* BEGIN Exercise data *
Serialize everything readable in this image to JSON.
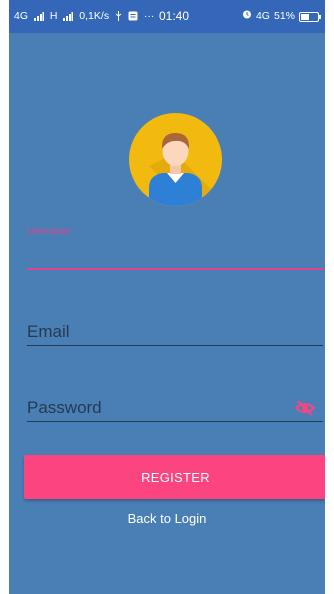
{
  "status_bar": {
    "network1": "4G",
    "network2": "H",
    "speed": "0,1K/s",
    "more": "···",
    "time": "01:40",
    "network3": "4G",
    "battery_percent": "51%",
    "battery_level": 0.51
  },
  "form": {
    "username": {
      "label": "Username",
      "value": ""
    },
    "email": {
      "placeholder": "Email",
      "value": ""
    },
    "password": {
      "placeholder": "Password",
      "value": ""
    }
  },
  "actions": {
    "register_label": "REGISTER",
    "back_label": "Back to Login"
  },
  "colors": {
    "background": "#4a7fb5",
    "status_bar": "#3467b7",
    "accent": "#fc4480",
    "avatar_circle": "#f2b90f"
  },
  "icons": {
    "avatar": "user-avatar-icon",
    "password_toggle": "eye-off-icon"
  }
}
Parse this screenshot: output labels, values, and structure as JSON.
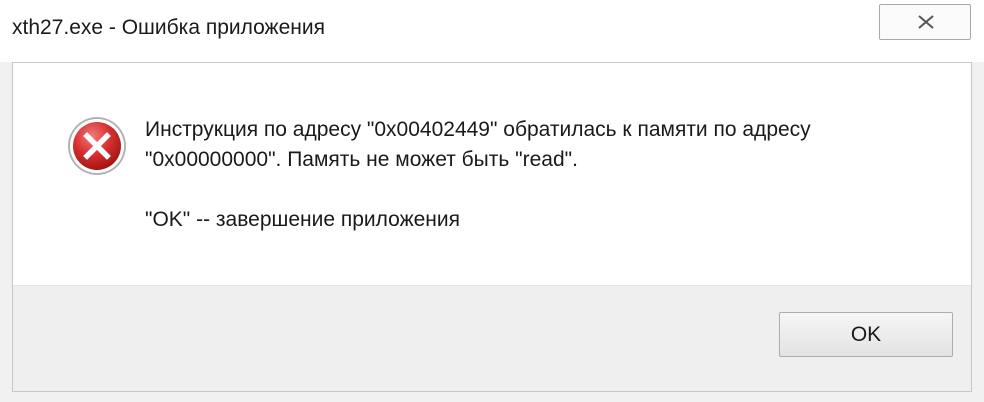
{
  "window": {
    "title": "xth27.exe - Ошибка приложения",
    "close_icon": "close-icon"
  },
  "dialog": {
    "icon": "error-icon",
    "message_line1": "Инструкция по адресу \"0x00402449\" обратилась к памяти по адресу",
    "message_line2": "\"0x00000000\". Память не может быть \"read\".",
    "message_line3": "\"OK\" -- завершение приложения"
  },
  "buttons": {
    "ok_label": "OK"
  },
  "colors": {
    "error_red": "#d23131",
    "background": "#ffffff",
    "footer": "#efefef"
  }
}
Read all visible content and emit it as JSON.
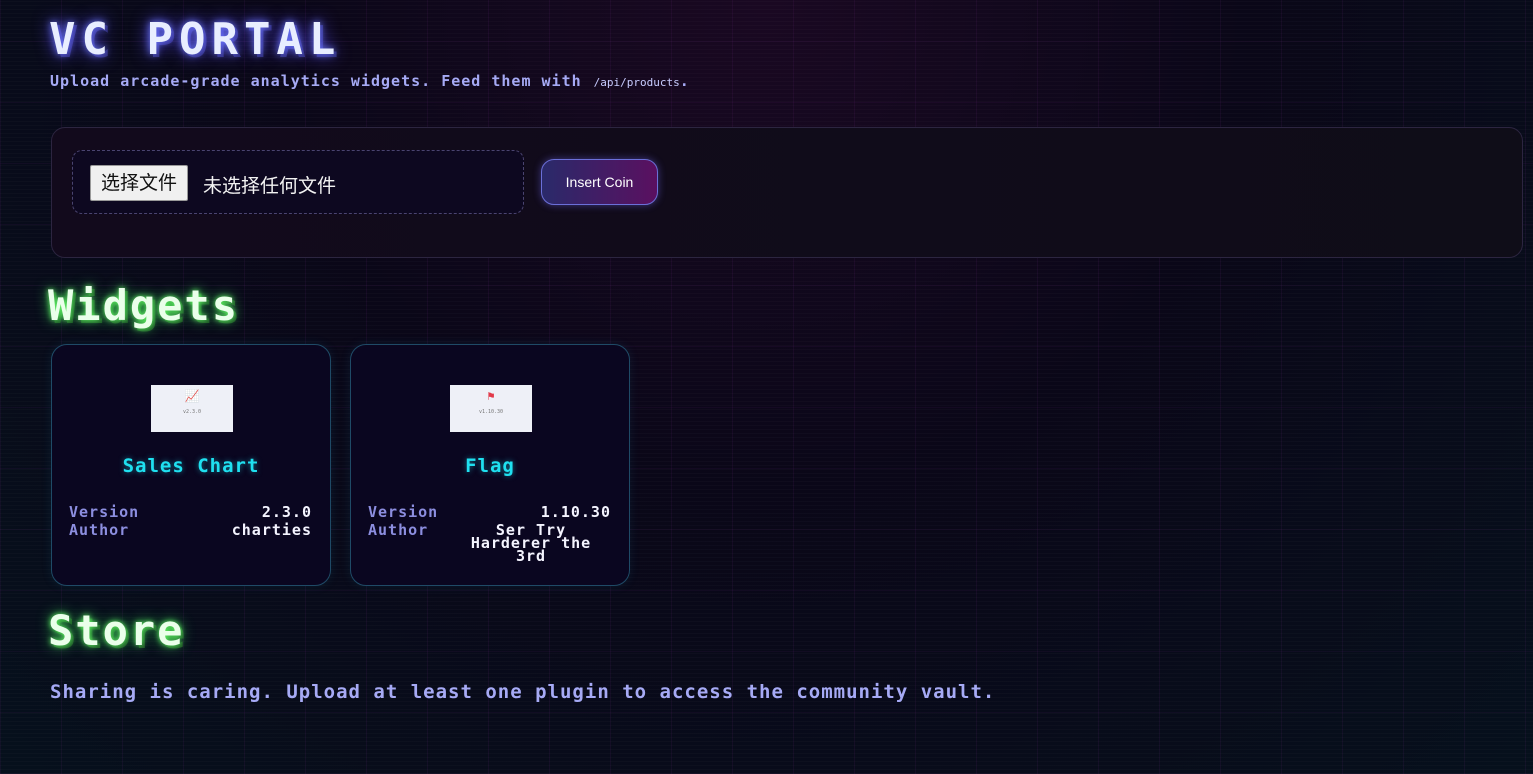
{
  "header": {
    "title": "VC PORTAL",
    "subtitle": "Upload arcade-grade analytics widgets. Feed them with",
    "endpoint": "/api/products",
    "endpoint_suffix": "."
  },
  "upload": {
    "choose_file_label": "选择文件",
    "file_status": "未选择任何文件",
    "submit_label": "Insert Coin"
  },
  "widgets": {
    "title": "Widgets",
    "items": [
      {
        "name": "Sales Chart",
        "thumb_icon": "chart-icon",
        "thumb_version": "v2.3.0",
        "version_label": "Version",
        "version": "2.3.0",
        "author_label": "Author",
        "author": "charties"
      },
      {
        "name": "Flag",
        "thumb_icon": "flag-icon",
        "thumb_version": "v1.10.30",
        "version_label": "Version",
        "version": "1.10.30",
        "author_label": "Author",
        "author": "Ser Try Harderer the 3rd"
      }
    ]
  },
  "store": {
    "title": "Store",
    "message": "Sharing is caring. Upload at least one plugin to access the community vault."
  },
  "colors": {
    "accent_cyan": "#1fe0f0",
    "accent_green_glow": "#6aff6a",
    "label_purple": "#8c8ee0",
    "button_gradient_start": "#2a2a6a",
    "button_gradient_end": "#5a1060"
  }
}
* END Exercise data *
> **Exercise directions**: Quote the data above in full and without alteration; skip the pictures.

> **Response for this exercise**:
Serialize everything readable in this image to JSON.
{
  "status_bar": {
    "network1": "4G",
    "network2": "H",
    "speed": "0,1K/s",
    "more": "···",
    "time": "01:40",
    "network3": "4G",
    "battery_percent": "51%",
    "battery_level": 0.51
  },
  "form": {
    "username": {
      "label": "Username",
      "value": ""
    },
    "email": {
      "placeholder": "Email",
      "value": ""
    },
    "password": {
      "placeholder": "Password",
      "value": ""
    }
  },
  "actions": {
    "register_label": "REGISTER",
    "back_label": "Back to Login"
  },
  "colors": {
    "background": "#4a7fb5",
    "status_bar": "#3467b7",
    "accent": "#fc4480",
    "avatar_circle": "#f2b90f"
  },
  "icons": {
    "avatar": "user-avatar-icon",
    "password_toggle": "eye-off-icon"
  }
}
Parse this screenshot: output labels, values, and structure as JSON.
{
  "window": {
    "title": "xth27.exe - Ошибка приложения",
    "close_icon": "close-icon"
  },
  "dialog": {
    "icon": "error-icon",
    "message_line1": "Инструкция по адресу \"0x00402449\" обратилась к памяти по адресу",
    "message_line2": "\"0x00000000\". Память не может быть \"read\".",
    "message_line3": "\"OK\" -- завершение приложения"
  },
  "buttons": {
    "ok_label": "OK"
  },
  "colors": {
    "error_red": "#d23131",
    "background": "#ffffff",
    "footer": "#efefef"
  }
}
Read all visible content and emit it as JSON.
{
  "header": {
    "title": "VC PORTAL",
    "subtitle": "Upload arcade-grade analytics widgets. Feed them with",
    "endpoint": "/api/products",
    "endpoint_suffix": "."
  },
  "upload": {
    "choose_file_label": "选择文件",
    "file_status": "未选择任何文件",
    "submit_label": "Insert Coin"
  },
  "widgets": {
    "title": "Widgets",
    "items": [
      {
        "name": "Sales Chart",
        "thumb_icon": "chart-icon",
        "thumb_version": "v2.3.0",
        "version_label": "Version",
        "version": "2.3.0",
        "author_label": "Author",
        "author": "charties"
      },
      {
        "name": "Flag",
        "thumb_icon": "flag-icon",
        "thumb_version": "v1.10.30",
        "version_label": "Version",
        "version": "1.10.30",
        "author_label": "Author",
        "author": "Ser Try Harderer the 3rd"
      }
    ]
  },
  "store": {
    "title": "Store",
    "message": "Sharing is caring. Upload at least one plugin to access the community vault."
  },
  "colors": {
    "accent_cyan": "#1fe0f0",
    "accent_green_glow": "#6aff6a",
    "label_purple": "#8c8ee0",
    "button_gradient_start": "#2a2a6a",
    "button_gradient_end": "#5a1060"
  }
}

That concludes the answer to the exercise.